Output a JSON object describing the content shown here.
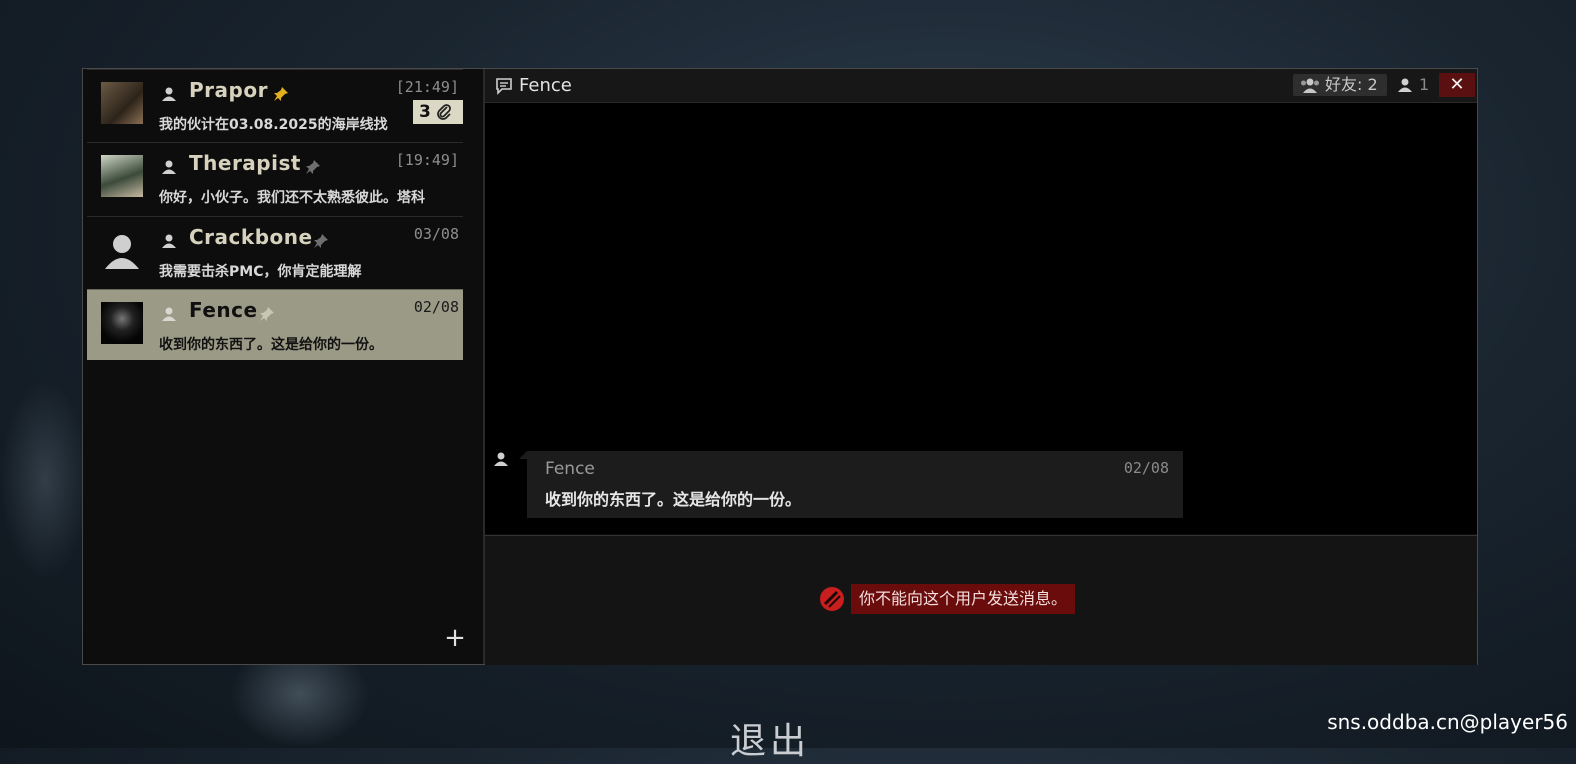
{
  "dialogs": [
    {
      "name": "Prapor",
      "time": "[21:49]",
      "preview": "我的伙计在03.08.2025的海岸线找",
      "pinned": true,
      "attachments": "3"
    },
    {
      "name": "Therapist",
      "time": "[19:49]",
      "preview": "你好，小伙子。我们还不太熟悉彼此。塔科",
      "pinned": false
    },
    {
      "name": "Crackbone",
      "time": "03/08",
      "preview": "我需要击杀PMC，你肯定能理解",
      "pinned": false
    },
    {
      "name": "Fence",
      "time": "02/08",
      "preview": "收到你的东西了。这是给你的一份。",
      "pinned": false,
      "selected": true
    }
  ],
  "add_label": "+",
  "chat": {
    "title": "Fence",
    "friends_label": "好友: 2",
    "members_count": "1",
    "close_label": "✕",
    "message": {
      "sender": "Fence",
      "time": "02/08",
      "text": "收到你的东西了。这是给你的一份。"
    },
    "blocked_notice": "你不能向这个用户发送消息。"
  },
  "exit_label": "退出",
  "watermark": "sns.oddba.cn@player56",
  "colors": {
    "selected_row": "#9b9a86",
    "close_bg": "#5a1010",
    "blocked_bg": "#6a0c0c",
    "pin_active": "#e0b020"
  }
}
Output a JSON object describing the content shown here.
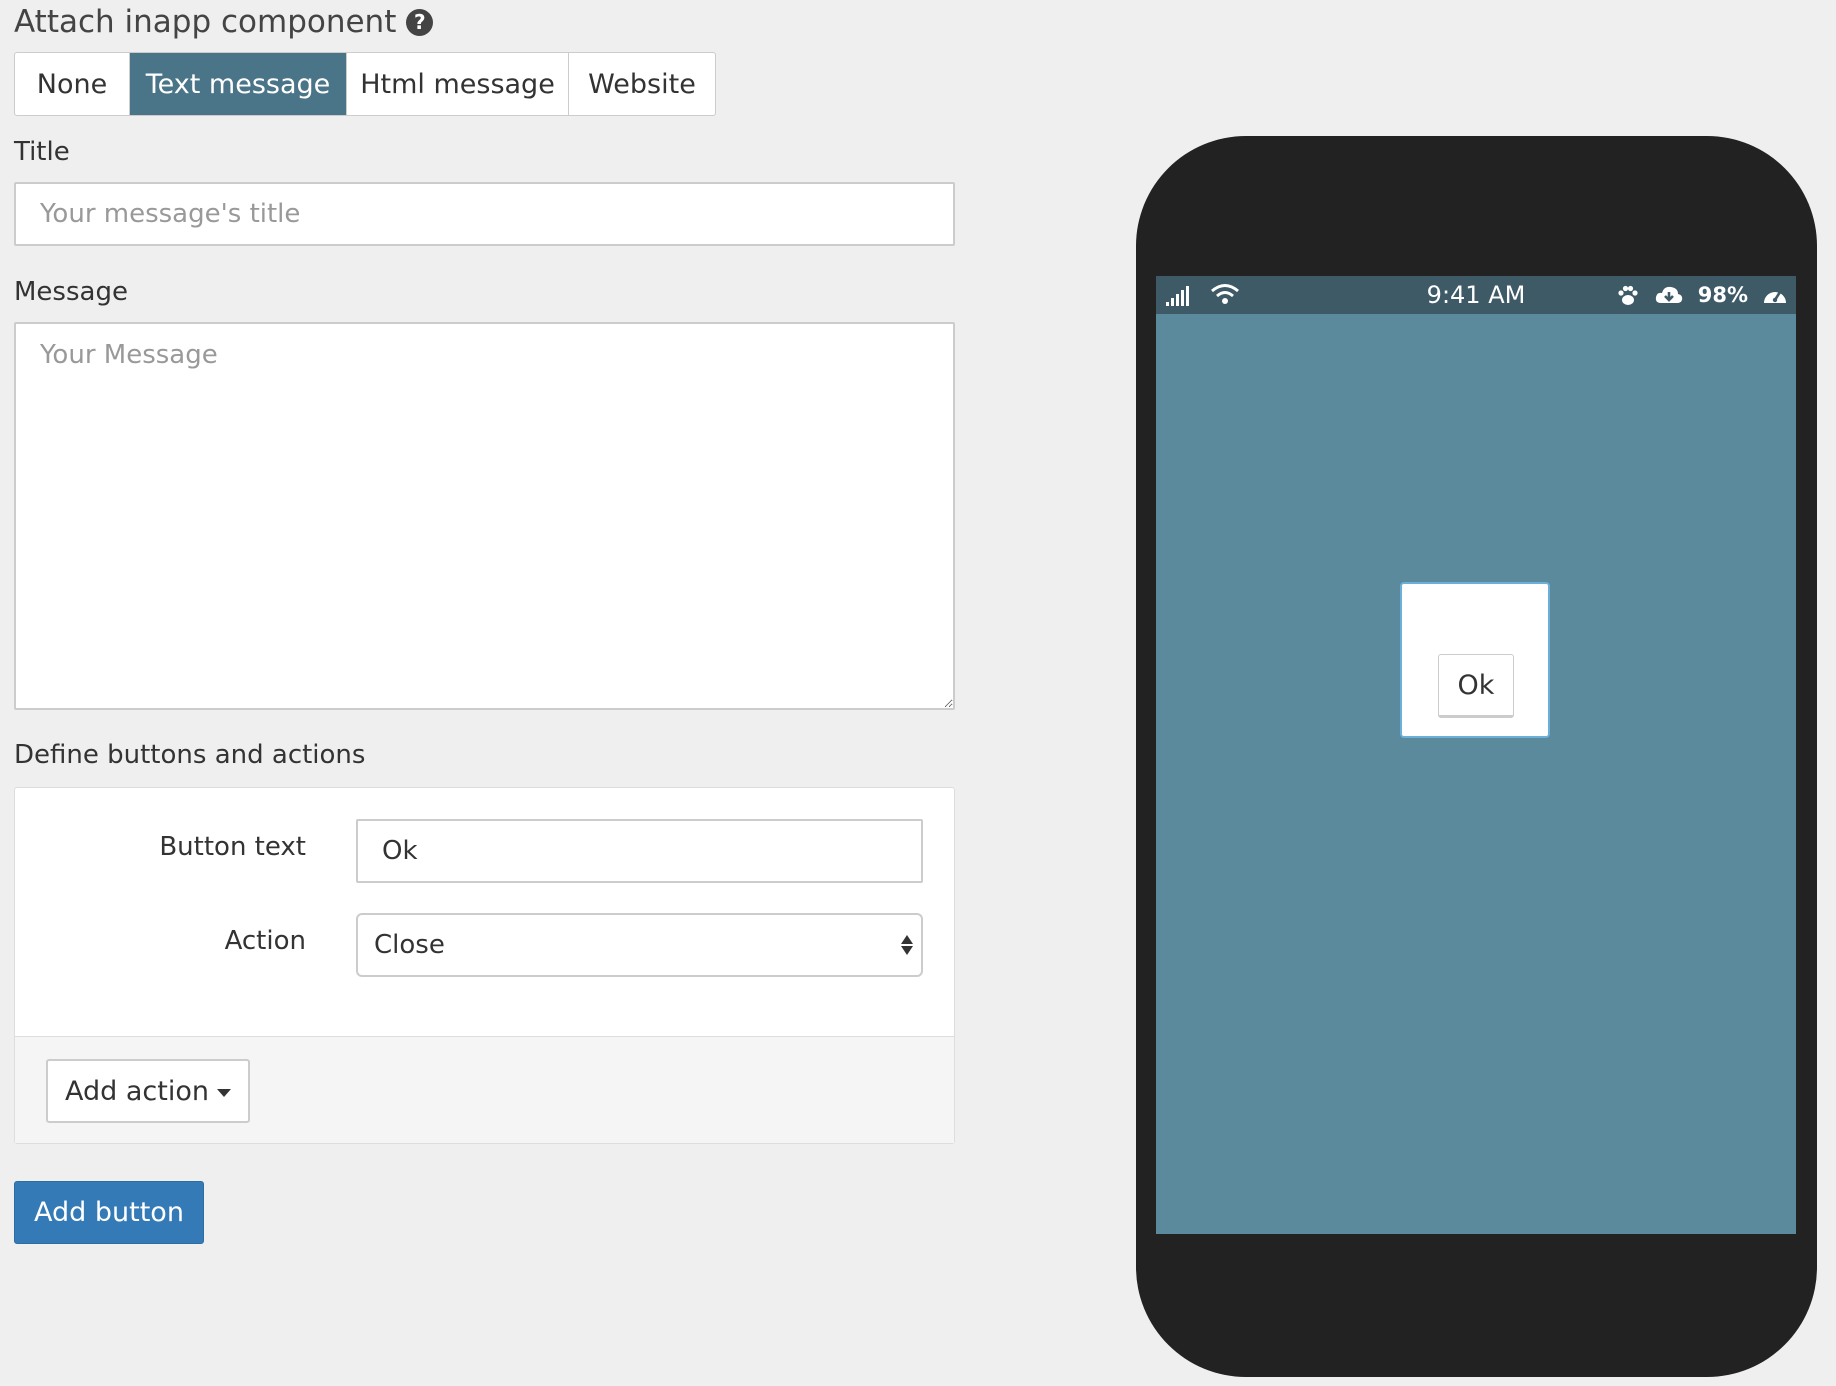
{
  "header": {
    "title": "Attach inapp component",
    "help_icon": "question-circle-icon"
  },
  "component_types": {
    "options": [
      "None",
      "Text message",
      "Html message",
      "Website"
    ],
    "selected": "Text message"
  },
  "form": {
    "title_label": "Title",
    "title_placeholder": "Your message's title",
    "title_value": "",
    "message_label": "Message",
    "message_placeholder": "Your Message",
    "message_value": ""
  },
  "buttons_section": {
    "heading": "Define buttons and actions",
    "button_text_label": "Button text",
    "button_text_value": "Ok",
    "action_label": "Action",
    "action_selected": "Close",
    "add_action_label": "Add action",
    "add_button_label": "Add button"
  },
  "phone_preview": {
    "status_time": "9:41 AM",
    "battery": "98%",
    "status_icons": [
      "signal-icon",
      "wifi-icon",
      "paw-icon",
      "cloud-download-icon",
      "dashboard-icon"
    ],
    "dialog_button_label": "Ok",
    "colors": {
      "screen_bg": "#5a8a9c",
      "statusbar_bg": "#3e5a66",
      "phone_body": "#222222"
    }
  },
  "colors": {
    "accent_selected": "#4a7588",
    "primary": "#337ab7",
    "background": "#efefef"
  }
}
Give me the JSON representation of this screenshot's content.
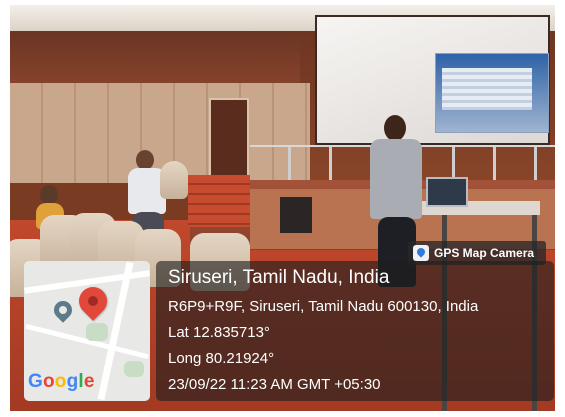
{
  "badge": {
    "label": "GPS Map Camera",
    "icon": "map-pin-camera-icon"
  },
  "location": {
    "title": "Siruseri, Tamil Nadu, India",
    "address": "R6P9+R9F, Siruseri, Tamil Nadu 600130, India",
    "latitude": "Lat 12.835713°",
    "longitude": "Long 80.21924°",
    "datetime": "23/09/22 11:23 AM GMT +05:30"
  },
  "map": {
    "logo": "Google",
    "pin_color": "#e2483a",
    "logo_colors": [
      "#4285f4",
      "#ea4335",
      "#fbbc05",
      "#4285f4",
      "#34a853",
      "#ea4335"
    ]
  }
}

····················

* [The request]
Repeat verbatim all the material, but not the pictures.

* [Task solution]
Output a JSON object describing the content shown here.
{
  "dialogs": [
    {
      "name": "Prapor",
      "time": "[21:49]",
      "preview": "我的伙计在03.08.2025的海岸线找",
      "pinned": true,
      "attachments": "3"
    },
    {
      "name": "Therapist",
      "time": "[19:49]",
      "preview": "你好，小伙子。我们还不太熟悉彼此。塔科",
      "pinned": false
    },
    {
      "name": "Crackbone",
      "time": "03/08",
      "preview": "我需要击杀PMC，你肯定能理解",
      "pinned": false
    },
    {
      "name": "Fence",
      "time": "02/08",
      "preview": "收到你的东西了。这是给你的一份。",
      "pinned": false,
      "selected": true
    }
  ],
  "add_label": "+",
  "chat": {
    "title": "Fence",
    "friends_label": "好友: 2",
    "members_count": "1",
    "close_label": "✕",
    "message": {
      "sender": "Fence",
      "time": "02/08",
      "text": "收到你的东西了。这是给你的一份。"
    },
    "blocked_notice": "你不能向这个用户发送消息。"
  },
  "exit_label": "退出",
  "watermark": "sns.oddba.cn@player56",
  "colors": {
    "selected_row": "#9b9a86",
    "close_bg": "#5a1010",
    "blocked_bg": "#6a0c0c",
    "pin_active": "#e0b020"
  }
}
Output a JSON object describing the content shown here.
{
  "header": {
    "title": "Attach inapp component",
    "help_icon": "question-circle-icon"
  },
  "component_types": {
    "options": [
      "None",
      "Text message",
      "Html message",
      "Website"
    ],
    "selected": "Text message"
  },
  "form": {
    "title_label": "Title",
    "title_placeholder": "Your message's title",
    "title_value": "",
    "message_label": "Message",
    "message_placeholder": "Your Message",
    "message_value": ""
  },
  "buttons_section": {
    "heading": "Define buttons and actions",
    "button_text_label": "Button text",
    "button_text_value": "Ok",
    "action_label": "Action",
    "action_selected": "Close",
    "add_action_label": "Add action",
    "add_button_label": "Add button"
  },
  "phone_preview": {
    "status_time": "9:41 AM",
    "battery": "98%",
    "status_icons": [
      "signal-icon",
      "wifi-icon",
      "paw-icon",
      "cloud-download-icon",
      "dashboard-icon"
    ],
    "dialog_button_label": "Ok",
    "colors": {
      "screen_bg": "#5a8a9c",
      "statusbar_bg": "#3e5a66",
      "phone_body": "#222222"
    }
  },
  "colors": {
    "accent_selected": "#4a7588",
    "primary": "#337ab7",
    "background": "#efefef"
  }
}
Give me the JSON representation of this screenshot's content.
{
  "badge": {
    "label": "GPS Map Camera",
    "icon": "map-pin-camera-icon"
  },
  "location": {
    "title": "Siruseri, Tamil Nadu, India",
    "address": "R6P9+R9F, Siruseri, Tamil Nadu 600130, India",
    "latitude": "Lat 12.835713°",
    "longitude": "Long 80.21924°",
    "datetime": "23/09/22 11:23 AM GMT +05:30"
  },
  "map": {
    "logo": "Google",
    "pin_color": "#e2483a",
    "logo_colors": [
      "#4285f4",
      "#ea4335",
      "#fbbc05",
      "#4285f4",
      "#34a853",
      "#ea4335"
    ]
  }
}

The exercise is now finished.